SET TASK - Without the pictures, give the entries below again exactly as written.

SUPPLIED MATERIAL -
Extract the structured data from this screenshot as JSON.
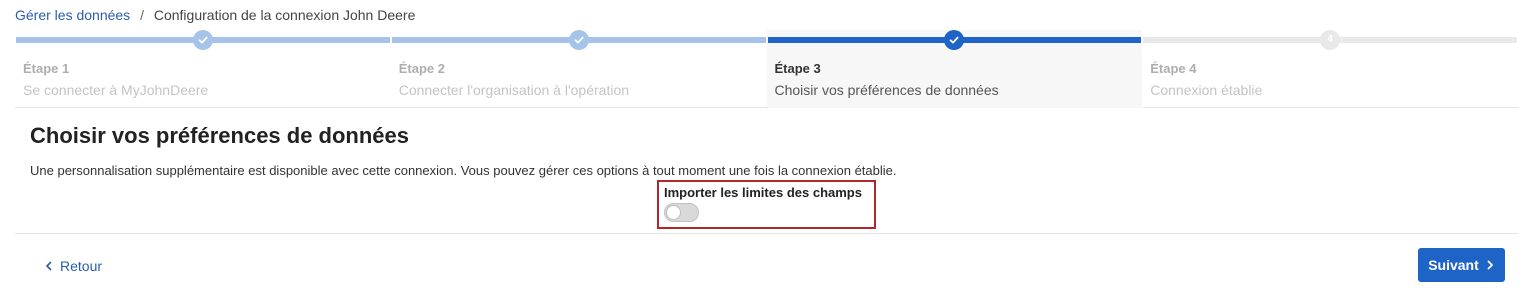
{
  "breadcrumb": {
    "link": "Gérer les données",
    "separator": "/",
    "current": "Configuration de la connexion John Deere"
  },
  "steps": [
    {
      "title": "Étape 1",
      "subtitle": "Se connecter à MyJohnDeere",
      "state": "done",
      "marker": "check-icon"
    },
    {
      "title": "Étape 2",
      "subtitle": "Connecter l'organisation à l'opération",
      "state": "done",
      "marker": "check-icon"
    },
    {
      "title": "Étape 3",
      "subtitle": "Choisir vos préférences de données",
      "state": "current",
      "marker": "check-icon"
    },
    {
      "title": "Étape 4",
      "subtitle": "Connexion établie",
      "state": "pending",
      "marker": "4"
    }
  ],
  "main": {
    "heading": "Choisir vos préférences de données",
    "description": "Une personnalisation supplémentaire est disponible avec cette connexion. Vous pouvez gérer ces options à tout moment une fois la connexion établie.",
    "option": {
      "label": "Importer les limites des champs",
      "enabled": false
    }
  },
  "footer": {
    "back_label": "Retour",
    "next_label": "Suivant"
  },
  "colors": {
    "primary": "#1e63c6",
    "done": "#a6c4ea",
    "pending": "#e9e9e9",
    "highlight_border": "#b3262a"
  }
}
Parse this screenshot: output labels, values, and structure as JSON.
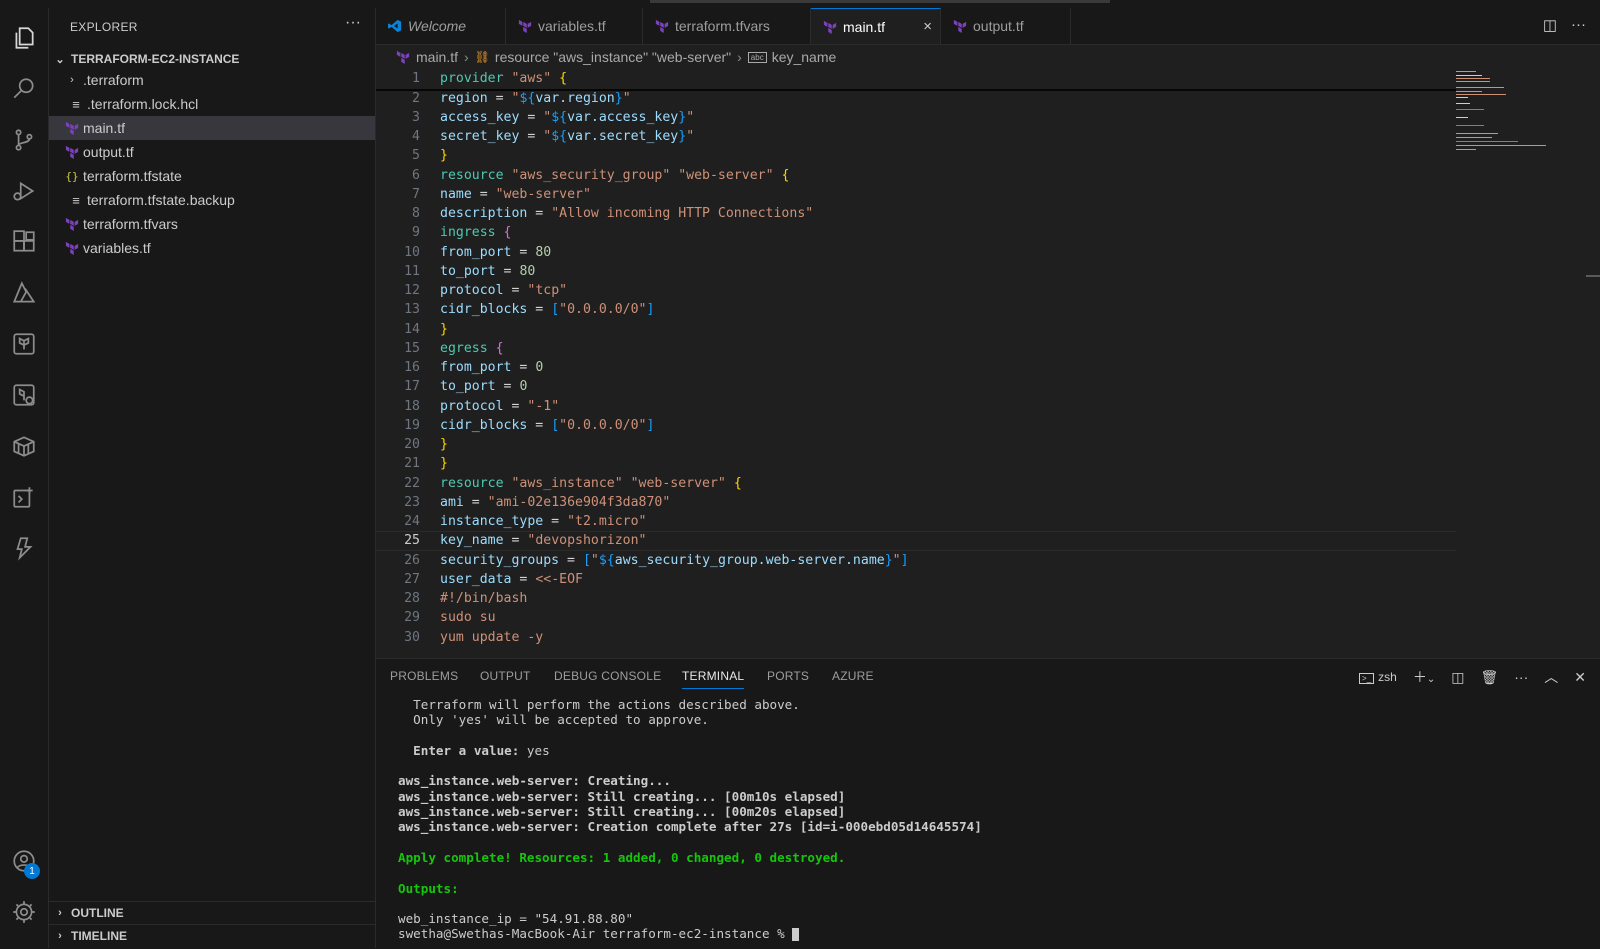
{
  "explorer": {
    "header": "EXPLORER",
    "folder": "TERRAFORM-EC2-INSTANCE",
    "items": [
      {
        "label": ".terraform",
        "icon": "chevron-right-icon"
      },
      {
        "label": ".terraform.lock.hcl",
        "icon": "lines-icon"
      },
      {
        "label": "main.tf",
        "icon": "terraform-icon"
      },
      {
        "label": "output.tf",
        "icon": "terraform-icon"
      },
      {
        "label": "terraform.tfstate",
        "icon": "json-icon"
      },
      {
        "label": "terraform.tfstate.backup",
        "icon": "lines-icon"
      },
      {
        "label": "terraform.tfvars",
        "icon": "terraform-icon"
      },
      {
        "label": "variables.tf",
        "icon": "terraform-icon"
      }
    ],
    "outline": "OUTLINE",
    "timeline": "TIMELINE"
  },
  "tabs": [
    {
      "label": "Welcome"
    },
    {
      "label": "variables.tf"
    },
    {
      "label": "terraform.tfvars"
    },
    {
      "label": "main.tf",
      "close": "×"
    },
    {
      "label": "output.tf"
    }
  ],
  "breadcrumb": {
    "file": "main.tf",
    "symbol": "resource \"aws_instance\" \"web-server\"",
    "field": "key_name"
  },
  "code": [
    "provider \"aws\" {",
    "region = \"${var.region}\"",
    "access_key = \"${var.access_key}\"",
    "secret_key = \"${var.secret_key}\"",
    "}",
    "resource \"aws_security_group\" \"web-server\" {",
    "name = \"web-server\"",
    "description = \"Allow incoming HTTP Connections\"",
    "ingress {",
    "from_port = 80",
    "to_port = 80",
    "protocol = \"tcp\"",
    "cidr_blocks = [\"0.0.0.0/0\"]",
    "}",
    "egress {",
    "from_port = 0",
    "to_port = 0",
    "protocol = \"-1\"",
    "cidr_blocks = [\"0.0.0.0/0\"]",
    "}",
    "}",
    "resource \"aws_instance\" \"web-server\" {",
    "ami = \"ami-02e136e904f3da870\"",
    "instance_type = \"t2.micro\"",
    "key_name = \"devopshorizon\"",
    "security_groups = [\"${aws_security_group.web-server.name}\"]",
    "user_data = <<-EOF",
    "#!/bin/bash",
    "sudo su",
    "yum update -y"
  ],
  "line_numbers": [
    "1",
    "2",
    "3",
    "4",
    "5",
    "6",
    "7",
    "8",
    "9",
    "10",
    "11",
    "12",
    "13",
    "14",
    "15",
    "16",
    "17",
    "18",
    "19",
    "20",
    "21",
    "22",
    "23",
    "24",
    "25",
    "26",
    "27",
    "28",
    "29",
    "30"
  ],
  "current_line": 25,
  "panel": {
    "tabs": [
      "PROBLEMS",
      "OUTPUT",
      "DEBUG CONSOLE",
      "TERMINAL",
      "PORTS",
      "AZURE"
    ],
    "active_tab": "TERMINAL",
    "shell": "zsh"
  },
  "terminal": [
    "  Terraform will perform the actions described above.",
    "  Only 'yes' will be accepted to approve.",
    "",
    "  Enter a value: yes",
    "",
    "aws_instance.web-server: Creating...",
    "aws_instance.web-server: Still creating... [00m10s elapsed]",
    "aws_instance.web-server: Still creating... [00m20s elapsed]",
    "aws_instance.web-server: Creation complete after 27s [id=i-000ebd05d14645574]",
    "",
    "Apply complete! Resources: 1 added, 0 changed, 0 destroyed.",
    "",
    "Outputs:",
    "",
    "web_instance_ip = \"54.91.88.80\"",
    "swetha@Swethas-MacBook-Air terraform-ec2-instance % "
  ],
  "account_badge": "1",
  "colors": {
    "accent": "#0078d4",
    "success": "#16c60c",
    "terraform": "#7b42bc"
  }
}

RIGHT ANSWER -
Extract the structured data from this screenshot as JSON.
{
  "breadcrumb": {
    "link": "Gérer les données",
    "separator": "/",
    "current": "Configuration de la connexion John Deere"
  },
  "steps": [
    {
      "title": "Étape 1",
      "subtitle": "Se connecter à MyJohnDeere",
      "state": "done",
      "marker": "check-icon"
    },
    {
      "title": "Étape 2",
      "subtitle": "Connecter l'organisation à l'opération",
      "state": "done",
      "marker": "check-icon"
    },
    {
      "title": "Étape 3",
      "subtitle": "Choisir vos préférences de données",
      "state": "current",
      "marker": "check-icon"
    },
    {
      "title": "Étape 4",
      "subtitle": "Connexion établie",
      "state": "pending",
      "marker": "4"
    }
  ],
  "main": {
    "heading": "Choisir vos préférences de données",
    "description": "Une personnalisation supplémentaire est disponible avec cette connexion. Vous pouvez gérer ces options à tout moment une fois la connexion établie.",
    "option": {
      "label": "Importer les limites des champs",
      "enabled": false
    }
  },
  "footer": {
    "back_label": "Retour",
    "next_label": "Suivant"
  },
  "colors": {
    "primary": "#1e63c6",
    "done": "#a6c4ea",
    "pending": "#e9e9e9",
    "highlight_border": "#b3262a"
  }
}
Parse this screenshot: output labels, values, and structure as JSON.
{
  "explorer": {
    "header": "EXPLORER",
    "folder": "TERRAFORM-EC2-INSTANCE",
    "items": [
      {
        "label": ".terraform",
        "icon": "chevron-right-icon"
      },
      {
        "label": ".terraform.lock.hcl",
        "icon": "lines-icon"
      },
      {
        "label": "main.tf",
        "icon": "terraform-icon"
      },
      {
        "label": "output.tf",
        "icon": "terraform-icon"
      },
      {
        "label": "terraform.tfstate",
        "icon": "json-icon"
      },
      {
        "label": "terraform.tfstate.backup",
        "icon": "lines-icon"
      },
      {
        "label": "terraform.tfvars",
        "icon": "terraform-icon"
      },
      {
        "label": "variables.tf",
        "icon": "terraform-icon"
      }
    ],
    "outline": "OUTLINE",
    "timeline": "TIMELINE"
  },
  "tabs": [
    {
      "label": "Welcome"
    },
    {
      "label": "variables.tf"
    },
    {
      "label": "terraform.tfvars"
    },
    {
      "label": "main.tf",
      "close": "×"
    },
    {
      "label": "output.tf"
    }
  ],
  "breadcrumb": {
    "file": "main.tf",
    "symbol": "resource \"aws_instance\" \"web-server\"",
    "field": "key_name"
  },
  "code": [
    "provider \"aws\" {",
    "region = \"${var.region}\"",
    "access_key = \"${var.access_key}\"",
    "secret_key = \"${var.secret_key}\"",
    "}",
    "resource \"aws_security_group\" \"web-server\" {",
    "name = \"web-server\"",
    "description = \"Allow incoming HTTP Connections\"",
    "ingress {",
    "from_port = 80",
    "to_port = 80",
    "protocol = \"tcp\"",
    "cidr_blocks = [\"0.0.0.0/0\"]",
    "}",
    "egress {",
    "from_port = 0",
    "to_port = 0",
    "protocol = \"-1\"",
    "cidr_blocks = [\"0.0.0.0/0\"]",
    "}",
    "}",
    "resource \"aws_instance\" \"web-server\" {",
    "ami = \"ami-02e136e904f3da870\"",
    "instance_type = \"t2.micro\"",
    "key_name = \"devopshorizon\"",
    "security_groups = [\"${aws_security_group.web-server.name}\"]",
    "user_data = <<-EOF",
    "#!/bin/bash",
    "sudo su",
    "yum update -y"
  ],
  "line_numbers": [
    "1",
    "2",
    "3",
    "4",
    "5",
    "6",
    "7",
    "8",
    "9",
    "10",
    "11",
    "12",
    "13",
    "14",
    "15",
    "16",
    "17",
    "18",
    "19",
    "20",
    "21",
    "22",
    "23",
    "24",
    "25",
    "26",
    "27",
    "28",
    "29",
    "30"
  ],
  "current_line": 25,
  "panel": {
    "tabs": [
      "PROBLEMS",
      "OUTPUT",
      "DEBUG CONSOLE",
      "TERMINAL",
      "PORTS",
      "AZURE"
    ],
    "active_tab": "TERMINAL",
    "shell": "zsh"
  },
  "terminal": [
    "  Terraform will perform the actions described above.",
    "  Only 'yes' will be accepted to approve.",
    "",
    "  Enter a value: yes",
    "",
    "aws_instance.web-server: Creating...",
    "aws_instance.web-server: Still creating... [00m10s elapsed]",
    "aws_instance.web-server: Still creating... [00m20s elapsed]",
    "aws_instance.web-server: Creation complete after 27s [id=i-000ebd05d14645574]",
    "",
    "Apply complete! Resources: 1 added, 0 changed, 0 destroyed.",
    "",
    "Outputs:",
    "",
    "web_instance_ip = \"54.91.88.80\"",
    "swetha@Swethas-MacBook-Air terraform-ec2-instance % "
  ],
  "account_badge": "1",
  "colors": {
    "accent": "#0078d4",
    "success": "#16c60c",
    "terraform": "#7b42bc"
  }
}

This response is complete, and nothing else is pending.